### Stored rows
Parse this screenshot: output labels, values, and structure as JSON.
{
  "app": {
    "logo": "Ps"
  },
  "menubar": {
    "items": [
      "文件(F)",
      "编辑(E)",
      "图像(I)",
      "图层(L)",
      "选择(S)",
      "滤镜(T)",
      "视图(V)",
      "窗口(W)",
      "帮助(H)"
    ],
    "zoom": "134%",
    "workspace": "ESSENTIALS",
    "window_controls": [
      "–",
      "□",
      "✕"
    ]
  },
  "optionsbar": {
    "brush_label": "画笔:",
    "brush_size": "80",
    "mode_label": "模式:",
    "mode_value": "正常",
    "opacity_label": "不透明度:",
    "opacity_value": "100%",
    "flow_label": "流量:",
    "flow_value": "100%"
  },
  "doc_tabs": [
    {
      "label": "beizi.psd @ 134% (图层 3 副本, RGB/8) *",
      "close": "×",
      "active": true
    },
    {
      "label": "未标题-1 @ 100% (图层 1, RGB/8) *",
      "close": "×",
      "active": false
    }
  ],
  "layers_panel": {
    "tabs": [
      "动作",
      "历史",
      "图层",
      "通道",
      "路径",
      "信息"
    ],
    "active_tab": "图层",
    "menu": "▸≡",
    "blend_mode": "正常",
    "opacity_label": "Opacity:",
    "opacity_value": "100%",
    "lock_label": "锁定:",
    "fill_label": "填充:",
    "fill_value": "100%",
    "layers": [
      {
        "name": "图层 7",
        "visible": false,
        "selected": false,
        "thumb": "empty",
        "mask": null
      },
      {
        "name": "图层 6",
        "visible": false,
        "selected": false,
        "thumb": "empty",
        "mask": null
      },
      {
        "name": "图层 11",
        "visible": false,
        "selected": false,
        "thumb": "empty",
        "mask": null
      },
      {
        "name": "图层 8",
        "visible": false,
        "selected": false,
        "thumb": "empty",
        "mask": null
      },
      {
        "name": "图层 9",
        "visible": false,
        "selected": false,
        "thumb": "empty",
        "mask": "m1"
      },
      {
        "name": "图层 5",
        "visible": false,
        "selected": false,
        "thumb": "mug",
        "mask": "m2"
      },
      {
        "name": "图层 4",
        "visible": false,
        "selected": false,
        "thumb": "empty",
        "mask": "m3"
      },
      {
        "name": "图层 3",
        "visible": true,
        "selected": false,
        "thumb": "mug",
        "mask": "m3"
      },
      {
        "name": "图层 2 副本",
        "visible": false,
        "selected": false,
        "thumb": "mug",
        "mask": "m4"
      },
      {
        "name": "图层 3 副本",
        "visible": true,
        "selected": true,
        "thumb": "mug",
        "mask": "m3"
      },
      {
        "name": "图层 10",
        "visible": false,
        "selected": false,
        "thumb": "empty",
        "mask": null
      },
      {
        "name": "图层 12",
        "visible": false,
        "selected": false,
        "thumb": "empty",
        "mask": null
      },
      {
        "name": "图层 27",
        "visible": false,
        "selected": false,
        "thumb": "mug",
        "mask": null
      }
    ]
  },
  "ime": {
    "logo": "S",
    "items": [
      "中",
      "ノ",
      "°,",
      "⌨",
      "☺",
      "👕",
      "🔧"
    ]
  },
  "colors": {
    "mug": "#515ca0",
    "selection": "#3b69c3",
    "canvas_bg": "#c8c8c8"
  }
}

### What you are asked to do
Exactly reproduce every line found in the records.

### Output of the task
Parse this screenshot: output labels, values, and structure as JSON.
{
  "app": {
    "logo": "Ps"
  },
  "menubar": {
    "items": [
      "文件(F)",
      "编辑(E)",
      "图像(I)",
      "图层(L)",
      "选择(S)",
      "滤镜(T)",
      "视图(V)",
      "窗口(W)",
      "帮助(H)"
    ],
    "zoom": "134%",
    "workspace": "ESSENTIALS",
    "window_controls": [
      "–",
      "□",
      "✕"
    ]
  },
  "optionsbar": {
    "brush_label": "画笔:",
    "brush_size": "80",
    "mode_label": "模式:",
    "mode_value": "正常",
    "opacity_label": "不透明度:",
    "opacity_value": "100%",
    "flow_label": "流量:",
    "flow_value": "100%"
  },
  "doc_tabs": [
    {
      "label": "beizi.psd @ 134% (图层 3 副本, RGB/8) *",
      "close": "×",
      "active": true
    },
    {
      "label": "未标题-1 @ 100% (图层 1, RGB/8) *",
      "close": "×",
      "active": false
    }
  ],
  "layers_panel": {
    "tabs": [
      "动作",
      "历史",
      "图层",
      "通道",
      "路径",
      "信息"
    ],
    "active_tab": "图层",
    "menu": "▸≡",
    "blend_mode": "正常",
    "opacity_label": "Opacity:",
    "opacity_value": "100%",
    "lock_label": "锁定:",
    "fill_label": "填充:",
    "fill_value": "100%",
    "layers": [
      {
        "name": "图层 7",
        "visible": false,
        "selected": false,
        "thumb": "empty",
        "mask": null
      },
      {
        "name": "图层 6",
        "visible": false,
        "selected": false,
        "thumb": "empty",
        "mask": null
      },
      {
        "name": "图层 11",
        "visible": false,
        "selected": false,
        "thumb": "empty",
        "mask": null
      },
      {
        "name": "图层 8",
        "visible": false,
        "selected": false,
        "thumb": "empty",
        "mask": null
      },
      {
        "name": "图层 9",
        "visible": false,
        "selected": false,
        "thumb": "empty",
        "mask": "m1"
      },
      {
        "name": "图层 5",
        "visible": false,
        "selected": false,
        "thumb": "mug",
        "mask": "m2"
      },
      {
        "name": "图层 4",
        "visible": false,
        "selected": false,
        "thumb": "empty",
        "mask": "m3"
      },
      {
        "name": "图层 3",
        "visible": true,
        "selected": false,
        "thumb": "mug",
        "mask": "m3"
      },
      {
        "name": "图层 2 副本",
        "visible": false,
        "selected": false,
        "thumb": "mug",
        "mask": "m4"
      },
      {
        "name": "图层 3 副本",
        "visible": true,
        "selected": true,
        "thumb": "mug",
        "mask": "m3"
      },
      {
        "name": "图层 10",
        "visible": false,
        "selected": false,
        "thumb": "empty",
        "mask": null
      },
      {
        "name": "图层 12",
        "visible": false,
        "selected": false,
        "thumb": "empty",
        "mask": null
      },
      {
        "name": "图层 27",
        "visible": false,
        "selected": false,
        "thumb": "mug",
        "mask": null
      }
    ]
  },
  "ime": {
    "logo": "S",
    "items": [
      "中",
      "ノ",
      "°,",
      "⌨",
      "☺",
      "👕",
      "🔧"
    ]
  },
  "colors": {
    "mug": "#515ca0",
    "selection": "#3b69c3",
    "canvas_bg": "#c8c8c8"
  }
}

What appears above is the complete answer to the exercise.